● **Task details**
Give the number of lines containing the word "Horiz", and nothing else.

-------- Data to use

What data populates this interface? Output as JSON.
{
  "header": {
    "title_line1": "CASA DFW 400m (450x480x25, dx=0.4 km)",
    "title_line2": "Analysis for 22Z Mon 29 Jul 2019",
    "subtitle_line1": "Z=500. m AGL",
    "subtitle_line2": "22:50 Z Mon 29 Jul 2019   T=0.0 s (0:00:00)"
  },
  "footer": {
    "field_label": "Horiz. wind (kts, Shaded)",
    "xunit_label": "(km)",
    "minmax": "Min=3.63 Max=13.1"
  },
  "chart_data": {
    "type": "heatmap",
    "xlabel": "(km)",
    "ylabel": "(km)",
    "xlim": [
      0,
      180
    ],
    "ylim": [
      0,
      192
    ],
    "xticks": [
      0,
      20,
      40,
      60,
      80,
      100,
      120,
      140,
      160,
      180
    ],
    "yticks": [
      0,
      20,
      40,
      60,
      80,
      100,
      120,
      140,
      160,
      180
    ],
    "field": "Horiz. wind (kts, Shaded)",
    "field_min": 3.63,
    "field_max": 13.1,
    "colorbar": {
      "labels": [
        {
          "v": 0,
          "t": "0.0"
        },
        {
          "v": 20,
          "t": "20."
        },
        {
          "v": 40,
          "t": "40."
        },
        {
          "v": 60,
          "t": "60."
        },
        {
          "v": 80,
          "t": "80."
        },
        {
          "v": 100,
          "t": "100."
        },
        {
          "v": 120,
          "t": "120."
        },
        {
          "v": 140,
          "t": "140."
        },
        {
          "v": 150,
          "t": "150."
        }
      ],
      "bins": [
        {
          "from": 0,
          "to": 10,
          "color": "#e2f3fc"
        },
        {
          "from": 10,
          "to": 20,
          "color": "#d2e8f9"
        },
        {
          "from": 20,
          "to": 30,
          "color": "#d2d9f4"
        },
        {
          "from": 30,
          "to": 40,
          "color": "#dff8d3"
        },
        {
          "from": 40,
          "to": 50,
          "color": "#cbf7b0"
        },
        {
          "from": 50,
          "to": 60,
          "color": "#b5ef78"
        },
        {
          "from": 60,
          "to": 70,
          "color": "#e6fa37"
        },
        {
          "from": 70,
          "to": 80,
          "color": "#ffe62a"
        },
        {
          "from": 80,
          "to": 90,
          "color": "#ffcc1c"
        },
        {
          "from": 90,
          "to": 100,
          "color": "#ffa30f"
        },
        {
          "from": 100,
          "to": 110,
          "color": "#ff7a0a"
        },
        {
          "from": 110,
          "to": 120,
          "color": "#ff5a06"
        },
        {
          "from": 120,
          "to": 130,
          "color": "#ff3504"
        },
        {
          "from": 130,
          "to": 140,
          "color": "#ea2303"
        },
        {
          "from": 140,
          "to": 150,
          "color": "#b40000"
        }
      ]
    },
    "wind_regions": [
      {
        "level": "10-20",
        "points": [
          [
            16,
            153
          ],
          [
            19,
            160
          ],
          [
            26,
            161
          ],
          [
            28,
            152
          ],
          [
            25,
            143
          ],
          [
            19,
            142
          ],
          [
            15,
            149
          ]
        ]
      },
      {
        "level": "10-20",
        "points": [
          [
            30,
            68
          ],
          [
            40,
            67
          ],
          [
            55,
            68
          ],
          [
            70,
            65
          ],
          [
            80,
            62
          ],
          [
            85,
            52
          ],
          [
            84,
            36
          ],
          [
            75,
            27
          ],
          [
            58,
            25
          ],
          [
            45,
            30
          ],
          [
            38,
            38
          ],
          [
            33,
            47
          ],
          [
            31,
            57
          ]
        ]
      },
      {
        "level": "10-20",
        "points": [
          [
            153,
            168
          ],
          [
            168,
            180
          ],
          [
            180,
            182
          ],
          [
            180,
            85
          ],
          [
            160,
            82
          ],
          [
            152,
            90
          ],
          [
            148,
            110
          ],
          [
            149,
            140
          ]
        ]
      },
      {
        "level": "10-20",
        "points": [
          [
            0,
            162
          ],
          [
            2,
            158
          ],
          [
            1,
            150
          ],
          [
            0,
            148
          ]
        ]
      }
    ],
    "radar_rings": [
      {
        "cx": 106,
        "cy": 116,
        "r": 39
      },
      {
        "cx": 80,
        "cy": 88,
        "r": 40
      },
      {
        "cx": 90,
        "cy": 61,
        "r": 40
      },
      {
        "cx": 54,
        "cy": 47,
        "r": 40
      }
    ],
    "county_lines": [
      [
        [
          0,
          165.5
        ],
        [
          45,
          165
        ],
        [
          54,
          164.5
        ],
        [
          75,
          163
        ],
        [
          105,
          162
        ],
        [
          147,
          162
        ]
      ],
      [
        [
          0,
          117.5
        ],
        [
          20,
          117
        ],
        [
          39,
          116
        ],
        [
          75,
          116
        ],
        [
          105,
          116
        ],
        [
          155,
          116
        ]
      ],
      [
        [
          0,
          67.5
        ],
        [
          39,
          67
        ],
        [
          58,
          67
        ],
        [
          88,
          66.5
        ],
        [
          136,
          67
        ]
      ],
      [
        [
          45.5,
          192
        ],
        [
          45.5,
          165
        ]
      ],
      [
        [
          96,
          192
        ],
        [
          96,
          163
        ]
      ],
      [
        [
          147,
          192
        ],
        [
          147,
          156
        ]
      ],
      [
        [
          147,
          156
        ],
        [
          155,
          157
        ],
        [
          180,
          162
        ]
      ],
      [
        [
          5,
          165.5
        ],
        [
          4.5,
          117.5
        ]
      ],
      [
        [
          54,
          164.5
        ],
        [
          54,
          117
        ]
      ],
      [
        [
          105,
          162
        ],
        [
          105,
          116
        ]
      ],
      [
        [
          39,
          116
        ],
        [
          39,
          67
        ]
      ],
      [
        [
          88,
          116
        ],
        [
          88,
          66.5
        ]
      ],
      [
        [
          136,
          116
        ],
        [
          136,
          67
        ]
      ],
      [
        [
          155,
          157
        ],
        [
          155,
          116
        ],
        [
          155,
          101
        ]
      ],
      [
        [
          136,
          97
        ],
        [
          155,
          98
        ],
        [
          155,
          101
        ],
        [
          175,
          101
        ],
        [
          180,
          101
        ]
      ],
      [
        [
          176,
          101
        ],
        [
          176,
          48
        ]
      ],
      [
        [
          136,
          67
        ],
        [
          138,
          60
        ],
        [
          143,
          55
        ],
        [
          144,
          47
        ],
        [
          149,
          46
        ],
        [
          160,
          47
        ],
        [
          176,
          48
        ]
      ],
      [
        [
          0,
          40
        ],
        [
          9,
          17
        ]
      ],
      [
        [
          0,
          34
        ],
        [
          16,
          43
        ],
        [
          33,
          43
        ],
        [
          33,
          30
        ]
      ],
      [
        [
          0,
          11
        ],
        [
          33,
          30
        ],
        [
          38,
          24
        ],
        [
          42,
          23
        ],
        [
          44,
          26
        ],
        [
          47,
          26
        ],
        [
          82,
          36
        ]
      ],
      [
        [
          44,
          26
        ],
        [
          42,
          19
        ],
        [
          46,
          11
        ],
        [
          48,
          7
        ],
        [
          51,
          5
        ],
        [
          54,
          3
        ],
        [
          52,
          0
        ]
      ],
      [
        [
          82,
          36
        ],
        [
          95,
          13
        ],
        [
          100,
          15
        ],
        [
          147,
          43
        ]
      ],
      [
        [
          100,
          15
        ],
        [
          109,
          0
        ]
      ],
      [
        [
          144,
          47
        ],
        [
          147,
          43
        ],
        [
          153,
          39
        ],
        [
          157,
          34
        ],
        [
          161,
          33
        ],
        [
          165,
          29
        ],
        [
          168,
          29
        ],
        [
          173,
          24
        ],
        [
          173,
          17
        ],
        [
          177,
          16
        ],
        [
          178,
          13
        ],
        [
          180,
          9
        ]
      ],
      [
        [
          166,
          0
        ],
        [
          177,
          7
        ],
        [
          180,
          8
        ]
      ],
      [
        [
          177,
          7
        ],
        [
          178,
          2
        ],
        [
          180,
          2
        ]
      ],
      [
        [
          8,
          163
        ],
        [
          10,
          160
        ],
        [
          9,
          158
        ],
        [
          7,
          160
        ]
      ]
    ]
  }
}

----------------

● **Expected answer**
2